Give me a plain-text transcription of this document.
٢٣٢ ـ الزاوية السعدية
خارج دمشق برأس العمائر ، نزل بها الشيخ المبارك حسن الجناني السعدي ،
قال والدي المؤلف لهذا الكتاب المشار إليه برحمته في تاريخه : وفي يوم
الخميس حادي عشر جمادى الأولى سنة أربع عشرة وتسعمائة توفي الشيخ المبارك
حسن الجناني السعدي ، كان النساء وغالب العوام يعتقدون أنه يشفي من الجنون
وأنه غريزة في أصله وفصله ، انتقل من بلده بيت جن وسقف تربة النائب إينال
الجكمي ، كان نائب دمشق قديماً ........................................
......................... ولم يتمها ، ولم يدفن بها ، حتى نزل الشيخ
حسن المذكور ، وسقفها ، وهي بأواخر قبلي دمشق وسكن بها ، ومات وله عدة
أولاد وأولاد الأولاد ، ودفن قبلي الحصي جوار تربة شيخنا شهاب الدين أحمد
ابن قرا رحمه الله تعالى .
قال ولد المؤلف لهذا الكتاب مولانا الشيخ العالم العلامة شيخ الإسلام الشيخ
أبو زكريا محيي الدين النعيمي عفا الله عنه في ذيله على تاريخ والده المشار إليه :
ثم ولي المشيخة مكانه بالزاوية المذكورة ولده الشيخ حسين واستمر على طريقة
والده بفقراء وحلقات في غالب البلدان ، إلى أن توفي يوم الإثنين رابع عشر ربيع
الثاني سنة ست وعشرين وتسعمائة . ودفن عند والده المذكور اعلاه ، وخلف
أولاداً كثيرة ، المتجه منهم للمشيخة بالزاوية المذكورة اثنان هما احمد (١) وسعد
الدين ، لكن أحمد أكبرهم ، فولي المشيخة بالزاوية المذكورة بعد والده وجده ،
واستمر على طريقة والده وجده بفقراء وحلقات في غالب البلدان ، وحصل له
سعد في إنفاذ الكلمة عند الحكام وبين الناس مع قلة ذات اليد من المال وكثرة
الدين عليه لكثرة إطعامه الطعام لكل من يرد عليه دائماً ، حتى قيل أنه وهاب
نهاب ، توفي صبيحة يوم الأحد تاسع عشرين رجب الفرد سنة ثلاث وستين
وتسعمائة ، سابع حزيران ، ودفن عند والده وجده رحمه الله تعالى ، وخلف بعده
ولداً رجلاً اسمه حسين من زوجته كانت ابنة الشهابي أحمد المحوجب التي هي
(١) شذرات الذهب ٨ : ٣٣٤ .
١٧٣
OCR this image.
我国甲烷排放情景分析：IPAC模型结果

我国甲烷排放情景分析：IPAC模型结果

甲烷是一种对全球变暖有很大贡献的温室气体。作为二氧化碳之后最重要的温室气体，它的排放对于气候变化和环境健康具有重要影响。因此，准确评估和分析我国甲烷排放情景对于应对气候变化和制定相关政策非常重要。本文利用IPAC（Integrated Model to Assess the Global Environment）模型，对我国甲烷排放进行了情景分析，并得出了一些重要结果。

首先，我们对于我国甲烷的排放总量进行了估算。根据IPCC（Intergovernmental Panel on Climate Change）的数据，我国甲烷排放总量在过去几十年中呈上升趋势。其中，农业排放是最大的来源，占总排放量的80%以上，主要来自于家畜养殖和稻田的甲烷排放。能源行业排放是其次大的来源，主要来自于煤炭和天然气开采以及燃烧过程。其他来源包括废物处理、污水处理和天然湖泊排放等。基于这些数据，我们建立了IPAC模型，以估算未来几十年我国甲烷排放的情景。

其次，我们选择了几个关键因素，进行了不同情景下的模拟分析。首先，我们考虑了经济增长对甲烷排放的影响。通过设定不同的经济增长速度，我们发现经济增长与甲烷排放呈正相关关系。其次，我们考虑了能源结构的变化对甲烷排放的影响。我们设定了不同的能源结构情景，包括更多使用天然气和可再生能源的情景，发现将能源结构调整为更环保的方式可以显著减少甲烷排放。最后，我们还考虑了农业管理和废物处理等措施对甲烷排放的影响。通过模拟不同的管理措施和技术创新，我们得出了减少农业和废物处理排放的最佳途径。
------------------------------------------------------------------------
## Required work:
Looking at the records above, say how many lines hold the string "حسين". Write nothing but the number.

## Written solution:
2